### Objective
Each line that includes the word "amendments" counts once; give the total and nothing more.

### Data to use
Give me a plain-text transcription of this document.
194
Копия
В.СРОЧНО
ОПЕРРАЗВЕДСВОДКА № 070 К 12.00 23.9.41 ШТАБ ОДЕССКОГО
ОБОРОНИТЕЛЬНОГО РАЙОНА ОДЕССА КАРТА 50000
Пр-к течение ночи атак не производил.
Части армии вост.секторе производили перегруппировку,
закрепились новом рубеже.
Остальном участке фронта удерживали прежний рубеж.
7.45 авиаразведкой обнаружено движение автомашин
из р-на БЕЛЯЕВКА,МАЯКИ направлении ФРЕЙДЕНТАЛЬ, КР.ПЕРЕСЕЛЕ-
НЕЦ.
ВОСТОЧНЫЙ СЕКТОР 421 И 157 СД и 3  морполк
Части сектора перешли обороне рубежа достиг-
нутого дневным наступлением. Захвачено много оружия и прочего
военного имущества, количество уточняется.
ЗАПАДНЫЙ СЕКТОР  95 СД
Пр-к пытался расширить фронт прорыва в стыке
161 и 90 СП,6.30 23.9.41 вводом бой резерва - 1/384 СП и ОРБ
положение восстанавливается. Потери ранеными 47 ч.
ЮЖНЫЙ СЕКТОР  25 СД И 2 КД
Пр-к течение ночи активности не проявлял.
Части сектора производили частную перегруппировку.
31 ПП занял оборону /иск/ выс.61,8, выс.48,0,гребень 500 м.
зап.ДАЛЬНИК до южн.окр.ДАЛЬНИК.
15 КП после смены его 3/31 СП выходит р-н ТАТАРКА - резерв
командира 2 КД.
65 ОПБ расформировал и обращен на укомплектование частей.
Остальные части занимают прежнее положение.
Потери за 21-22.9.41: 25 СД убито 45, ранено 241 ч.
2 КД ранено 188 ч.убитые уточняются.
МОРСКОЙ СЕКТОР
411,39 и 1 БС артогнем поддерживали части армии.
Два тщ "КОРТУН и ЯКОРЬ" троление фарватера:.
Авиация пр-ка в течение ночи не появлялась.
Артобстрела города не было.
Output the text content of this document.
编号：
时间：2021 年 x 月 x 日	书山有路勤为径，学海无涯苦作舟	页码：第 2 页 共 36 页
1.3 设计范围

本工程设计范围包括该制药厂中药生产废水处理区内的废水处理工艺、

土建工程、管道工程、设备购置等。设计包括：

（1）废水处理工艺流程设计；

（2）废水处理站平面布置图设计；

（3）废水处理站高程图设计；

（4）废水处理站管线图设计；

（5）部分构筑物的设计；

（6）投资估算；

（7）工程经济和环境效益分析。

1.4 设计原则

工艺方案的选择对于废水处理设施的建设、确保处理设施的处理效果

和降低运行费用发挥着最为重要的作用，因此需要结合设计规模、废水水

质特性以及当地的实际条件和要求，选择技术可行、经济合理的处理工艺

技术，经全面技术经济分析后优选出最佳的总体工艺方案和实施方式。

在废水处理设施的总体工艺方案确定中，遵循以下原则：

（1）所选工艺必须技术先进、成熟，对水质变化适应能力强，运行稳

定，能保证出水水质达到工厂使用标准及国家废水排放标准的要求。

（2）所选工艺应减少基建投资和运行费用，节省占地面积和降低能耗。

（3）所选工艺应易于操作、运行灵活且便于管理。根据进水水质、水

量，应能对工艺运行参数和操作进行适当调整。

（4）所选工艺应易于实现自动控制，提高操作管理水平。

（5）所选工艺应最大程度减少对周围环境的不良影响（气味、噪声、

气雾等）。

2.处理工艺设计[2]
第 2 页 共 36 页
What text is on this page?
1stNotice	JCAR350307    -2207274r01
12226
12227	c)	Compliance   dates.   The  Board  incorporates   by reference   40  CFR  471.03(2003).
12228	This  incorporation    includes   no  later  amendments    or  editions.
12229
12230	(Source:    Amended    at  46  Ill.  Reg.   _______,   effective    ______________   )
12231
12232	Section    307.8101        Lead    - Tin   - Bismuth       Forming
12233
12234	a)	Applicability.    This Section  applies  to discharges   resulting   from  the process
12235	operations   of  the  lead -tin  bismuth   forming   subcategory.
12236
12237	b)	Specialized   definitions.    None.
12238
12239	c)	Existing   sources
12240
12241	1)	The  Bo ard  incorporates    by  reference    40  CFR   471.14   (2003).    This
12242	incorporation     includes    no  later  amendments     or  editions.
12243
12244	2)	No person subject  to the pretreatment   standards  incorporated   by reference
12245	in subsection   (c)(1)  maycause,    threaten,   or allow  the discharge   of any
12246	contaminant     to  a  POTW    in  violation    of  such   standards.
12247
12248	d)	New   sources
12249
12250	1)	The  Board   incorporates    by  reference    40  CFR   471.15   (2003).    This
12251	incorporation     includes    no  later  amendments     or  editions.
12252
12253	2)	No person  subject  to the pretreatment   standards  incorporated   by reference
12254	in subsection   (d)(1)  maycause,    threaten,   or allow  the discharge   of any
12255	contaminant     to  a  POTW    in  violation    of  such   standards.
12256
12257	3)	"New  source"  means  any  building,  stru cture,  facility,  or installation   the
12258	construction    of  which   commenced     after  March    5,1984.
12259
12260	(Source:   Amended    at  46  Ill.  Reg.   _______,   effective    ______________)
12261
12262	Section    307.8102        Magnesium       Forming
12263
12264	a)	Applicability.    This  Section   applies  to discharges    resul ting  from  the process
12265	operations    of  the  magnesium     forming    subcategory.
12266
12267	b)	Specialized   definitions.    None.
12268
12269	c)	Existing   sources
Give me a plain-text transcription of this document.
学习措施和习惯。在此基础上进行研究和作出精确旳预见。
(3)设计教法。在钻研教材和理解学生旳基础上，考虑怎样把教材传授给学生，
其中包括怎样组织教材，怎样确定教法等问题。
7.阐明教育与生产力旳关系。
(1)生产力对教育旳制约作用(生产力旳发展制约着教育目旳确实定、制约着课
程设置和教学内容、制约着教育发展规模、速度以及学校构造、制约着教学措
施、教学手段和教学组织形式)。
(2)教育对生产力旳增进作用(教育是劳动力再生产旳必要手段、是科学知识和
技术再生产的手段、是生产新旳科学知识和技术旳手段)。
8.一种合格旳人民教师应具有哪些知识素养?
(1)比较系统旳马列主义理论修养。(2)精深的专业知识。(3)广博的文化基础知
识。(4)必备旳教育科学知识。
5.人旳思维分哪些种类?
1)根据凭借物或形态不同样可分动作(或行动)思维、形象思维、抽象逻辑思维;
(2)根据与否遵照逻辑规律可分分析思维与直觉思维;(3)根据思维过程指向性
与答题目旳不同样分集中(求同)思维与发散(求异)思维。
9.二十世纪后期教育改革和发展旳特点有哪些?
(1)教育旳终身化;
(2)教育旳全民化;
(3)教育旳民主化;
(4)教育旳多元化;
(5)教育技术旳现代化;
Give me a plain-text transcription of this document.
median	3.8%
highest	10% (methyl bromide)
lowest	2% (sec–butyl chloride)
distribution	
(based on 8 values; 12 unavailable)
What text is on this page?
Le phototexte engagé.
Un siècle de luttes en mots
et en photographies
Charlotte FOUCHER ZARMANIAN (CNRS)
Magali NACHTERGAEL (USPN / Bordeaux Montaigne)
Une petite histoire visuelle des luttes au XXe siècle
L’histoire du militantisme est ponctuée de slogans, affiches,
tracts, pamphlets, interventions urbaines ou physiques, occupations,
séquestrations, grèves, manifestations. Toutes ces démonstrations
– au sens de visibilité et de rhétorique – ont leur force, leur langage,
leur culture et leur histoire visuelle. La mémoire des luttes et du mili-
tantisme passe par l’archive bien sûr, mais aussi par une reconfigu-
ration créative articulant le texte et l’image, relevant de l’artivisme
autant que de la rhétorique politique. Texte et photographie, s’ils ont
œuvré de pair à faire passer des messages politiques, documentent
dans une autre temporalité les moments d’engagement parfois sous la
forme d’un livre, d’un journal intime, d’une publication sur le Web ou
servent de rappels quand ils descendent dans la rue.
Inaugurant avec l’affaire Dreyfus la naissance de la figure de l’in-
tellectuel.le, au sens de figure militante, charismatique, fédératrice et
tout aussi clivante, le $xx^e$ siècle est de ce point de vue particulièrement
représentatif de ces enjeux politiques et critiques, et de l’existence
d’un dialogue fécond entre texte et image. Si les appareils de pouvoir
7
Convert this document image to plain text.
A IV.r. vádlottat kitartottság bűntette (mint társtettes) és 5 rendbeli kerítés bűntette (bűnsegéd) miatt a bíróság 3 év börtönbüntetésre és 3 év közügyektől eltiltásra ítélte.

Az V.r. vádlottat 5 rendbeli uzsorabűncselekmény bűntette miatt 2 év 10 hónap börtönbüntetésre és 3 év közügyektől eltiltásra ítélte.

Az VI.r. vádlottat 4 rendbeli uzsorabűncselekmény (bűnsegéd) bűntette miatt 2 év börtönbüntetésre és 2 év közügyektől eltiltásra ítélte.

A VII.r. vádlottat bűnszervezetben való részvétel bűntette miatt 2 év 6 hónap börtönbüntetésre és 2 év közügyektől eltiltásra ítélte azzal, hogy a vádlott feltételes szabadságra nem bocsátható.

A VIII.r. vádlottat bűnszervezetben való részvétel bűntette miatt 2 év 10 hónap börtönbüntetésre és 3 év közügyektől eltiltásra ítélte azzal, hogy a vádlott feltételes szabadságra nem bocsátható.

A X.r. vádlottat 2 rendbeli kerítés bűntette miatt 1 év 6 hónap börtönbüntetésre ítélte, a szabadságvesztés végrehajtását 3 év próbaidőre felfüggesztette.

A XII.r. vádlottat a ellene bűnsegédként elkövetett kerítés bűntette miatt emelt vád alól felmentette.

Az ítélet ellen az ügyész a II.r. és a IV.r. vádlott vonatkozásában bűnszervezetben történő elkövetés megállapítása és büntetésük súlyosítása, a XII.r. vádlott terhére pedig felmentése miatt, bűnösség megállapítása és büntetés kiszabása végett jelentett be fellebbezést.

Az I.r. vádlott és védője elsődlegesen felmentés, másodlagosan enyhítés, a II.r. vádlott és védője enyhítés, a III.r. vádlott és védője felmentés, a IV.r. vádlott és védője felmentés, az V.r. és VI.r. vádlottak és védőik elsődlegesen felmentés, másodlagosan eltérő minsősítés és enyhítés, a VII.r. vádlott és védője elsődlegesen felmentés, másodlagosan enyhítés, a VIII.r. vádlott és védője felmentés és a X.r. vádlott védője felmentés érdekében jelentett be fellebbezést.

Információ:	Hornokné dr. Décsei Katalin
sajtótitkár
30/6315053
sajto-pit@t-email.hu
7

### Reply to the task
3